> [Your task]:
Locate the lines where "this" occurs and copy them as they stand.
* * *
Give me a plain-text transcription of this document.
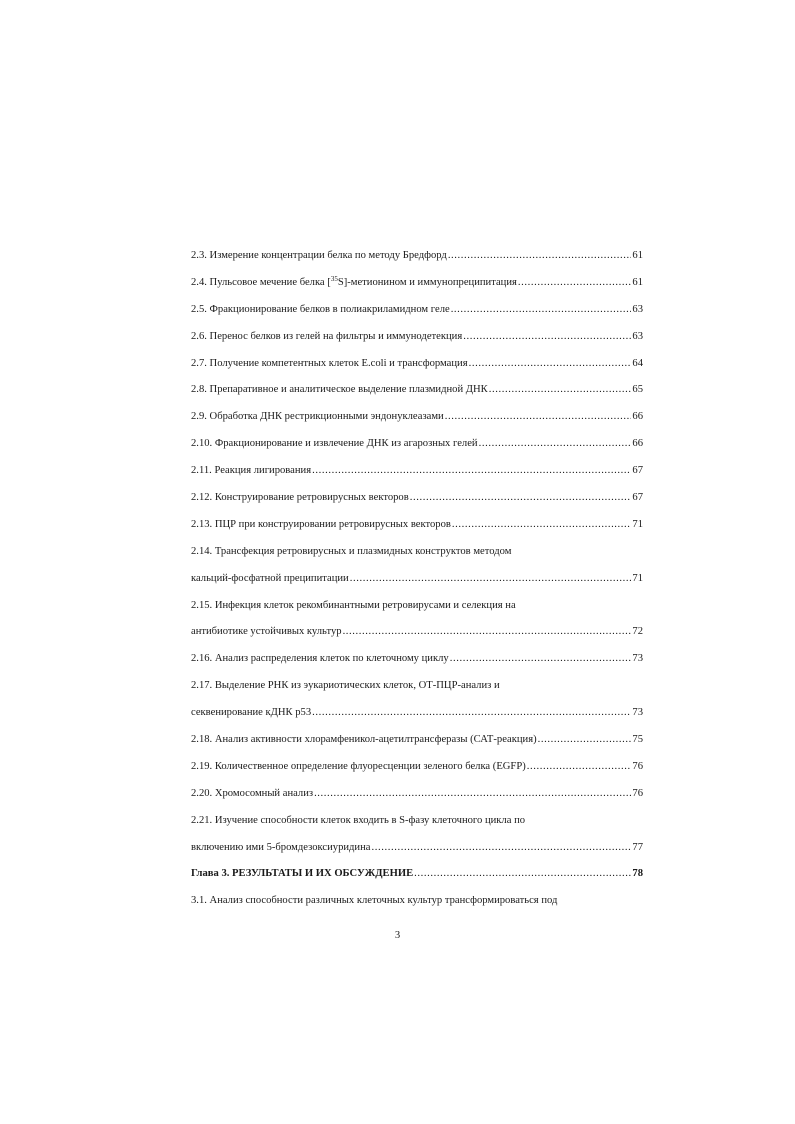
2.3. Измерение концентрации белка по методу Бредфорд .....	61
2.4. Пульсовое мечение белка [$^{35}$S]-метионином и иммунопреципитация .....	61
2.5. Фракционирование белков в полиакриламидном геле .....	63
2.6. Перенос белков из гелей на фильтры и иммунодетекция .....	63
2.7. Получение компетентных клеток E.coli и трансформация .....	64
2.8. Препаративное и аналитическое выделение плазмидной ДНК .....	65
2.9. Обработка ДНК рестрикционными эндонуклеазами .....	66
2.10. Фракционирование и извлечение ДНК из агарозных гелей .....	66
2.11. Реакция лигирования .....	67
2.12. Конструирование ретровирусных векторов .....	67
2.13. ПЦР при конструировании ретровирусных векторов .....	71
2.14. Трансфекция ретровирусных и плазмидных конструктов методом
кальций-фосфатной преципитации .....	71
2.15. Инфекция клеток рекомбинантными ретровирусами и селекция на
антибиотике устойчивых культур .....	72
2.16. Анализ распределения клеток по клеточному циклу .....	73
2.17. Выделение РНК из эукариотических клеток, ОТ-ПЦР-анализ и
секвенирование кДНК p53 .....	73
2.18. Анализ активности хлорамфеникол-ацетилтрансферазы (САТ-реакция) .....	75
2.19. Количественное определение флуоресценции зеленого белка (EGFP) .....	76
2.20. Хромосомный анализ .....	76
2.21. Изучение способности клеток входить в S-фазу клеточного цикла по
включению ими 5-бромдезоксиуридина .....	77
Глава 3. РЕЗУЛЬТАТЫ И ИХ ОБСУЖДЕНИЕ .....	78
3.1. Анализ способности различных клеточных культур трансформироваться под
3
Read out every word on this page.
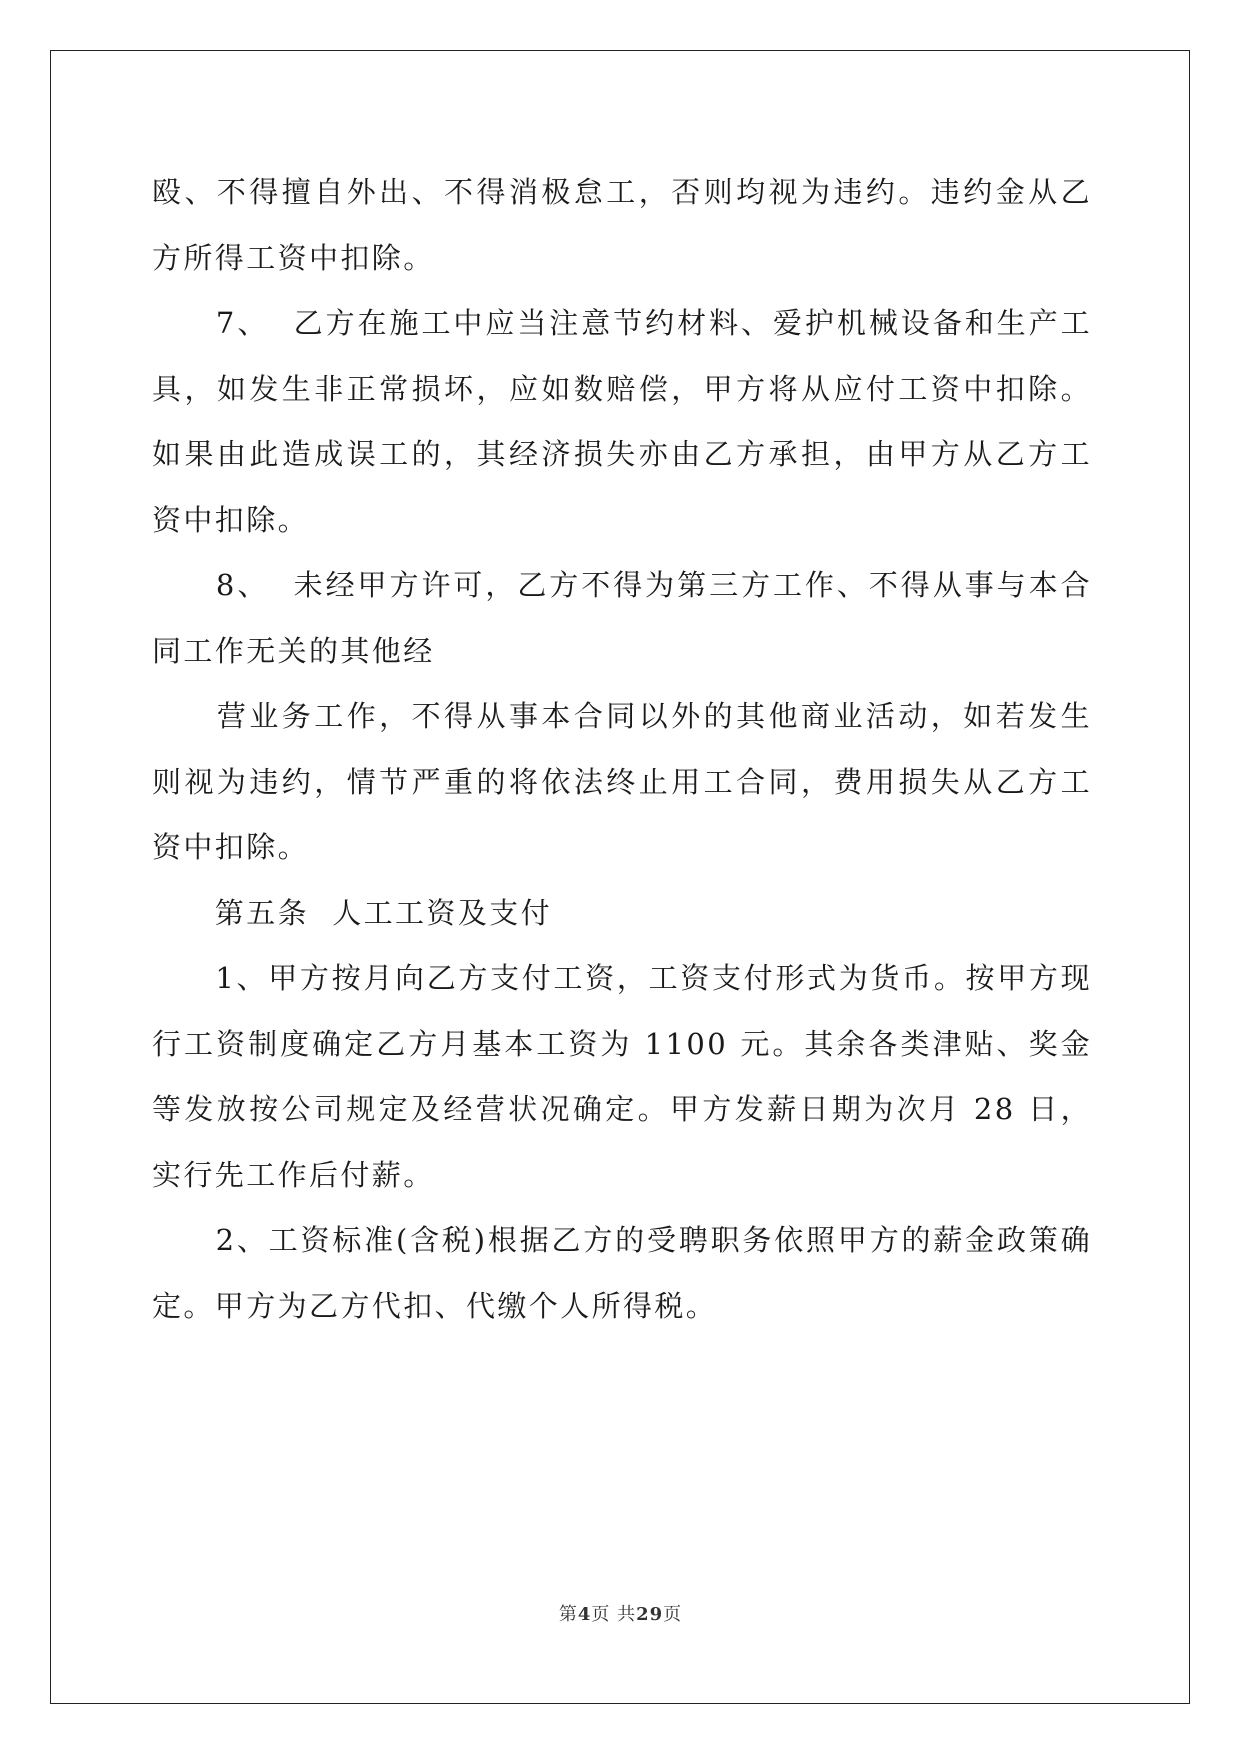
殴、不得擅自外出、不得消极怠工，否则均视为违约。违约金从乙方所得工资中扣除。

　　7、  乙方在施工中应当注意节约材料、爱护机械设备和生产工具，如发生非正常损坏，应如数赔偿，甲方将从应付工资中扣除。如果由此造成误工的，其经济损失亦由乙方承担，由甲方从乙方工资中扣除。

　　8、  未经甲方许可，乙方不得为第三方工作、不得从事与本合同工作无关的其他经

　　营业务工作，不得从事本合同以外的其他商业活动，如若发生则视为违约，情节严重的将依法终止用工合同，费用损失从乙方工资中扣除。

　　第五条  人工工资及支付

　　1、甲方按月向乙方支付工资，工资支付形式为货币。按甲方现行工资制度确定乙方月基本工资为 1100 元。其余各类津贴、奖金等发放按公司规定及经营状况确定。甲方发薪日期为次月 28 日，实行先工作后付薪。

　　2、工资标准(含税)根据乙方的受聘职务依照甲方的薪金政策确定。甲方为乙方代扣、代缴个人所得税。

第4页 共29页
* * *
> [Written answer]:
Give me a plain-text transcription of this document.
Read out every word on this page.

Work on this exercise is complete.